For each line of the data below that holds "User", copy the line.

═══ Excerpted data

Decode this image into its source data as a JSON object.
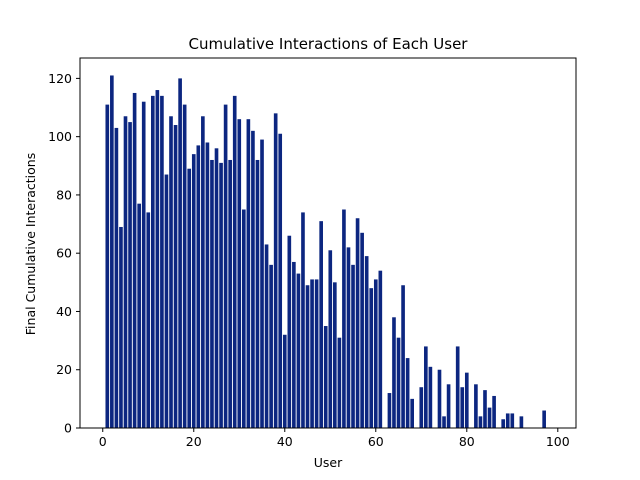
{
  "chart_data": {
    "type": "bar",
    "title": "Cumulative Interactions of Each User",
    "xlabel": "User",
    "ylabel": "Final Cumulative Interactions",
    "xlim": [
      -5,
      104
    ],
    "ylim": [
      0,
      127
    ],
    "xticks": [
      0,
      20,
      40,
      60,
      80,
      100
    ],
    "yticks": [
      0,
      20,
      40,
      60,
      80,
      100,
      120
    ],
    "bar_color": "#0c2680",
    "grid": false,
    "x": [
      1,
      2,
      3,
      4,
      5,
      6,
      7,
      8,
      9,
      10,
      11,
      12,
      13,
      14,
      15,
      16,
      17,
      18,
      19,
      20,
      21,
      22,
      23,
      24,
      25,
      26,
      27,
      28,
      29,
      30,
      31,
      32,
      33,
      34,
      35,
      36,
      37,
      38,
      39,
      40,
      41,
      42,
      43,
      44,
      45,
      46,
      47,
      48,
      49,
      50,
      51,
      52,
      53,
      54,
      55,
      56,
      57,
      58,
      59,
      60,
      61,
      62,
      63,
      64,
      65,
      66,
      67,
      68,
      69,
      70,
      71,
      72,
      73,
      74,
      75,
      76,
      77,
      78,
      79,
      80,
      81,
      82,
      83,
      84,
      85,
      86,
      87,
      88,
      89,
      90,
      91,
      92,
      93,
      94,
      95,
      96,
      97,
      98,
      99,
      100
    ],
    "values": [
      111,
      121,
      103,
      69,
      107,
      105,
      115,
      77,
      112,
      74,
      114,
      116,
      114,
      87,
      107,
      104,
      120,
      111,
      89,
      94,
      97,
      107,
      98,
      92,
      96,
      91,
      111,
      92,
      114,
      106,
      75,
      106,
      102,
      92,
      99,
      63,
      56,
      108,
      101,
      32,
      66,
      57,
      53,
      74,
      49,
      51,
      51,
      71,
      35,
      61,
      50,
      31,
      75,
      62,
      56,
      72,
      67,
      59,
      48,
      51,
      54,
      0,
      12,
      38,
      31,
      49,
      24,
      10,
      0,
      14,
      28,
      21,
      0,
      20,
      4,
      15,
      0,
      28,
      14,
      19,
      0,
      15,
      4,
      13,
      7,
      11,
      0,
      3,
      5,
      5,
      0,
      4,
      0,
      0,
      0,
      0,
      6,
      0,
      0,
      0
    ]
  }
}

══════

● Worked solution
    "title": "Cumulative Interactions of Each User",
    "xlabel": "User",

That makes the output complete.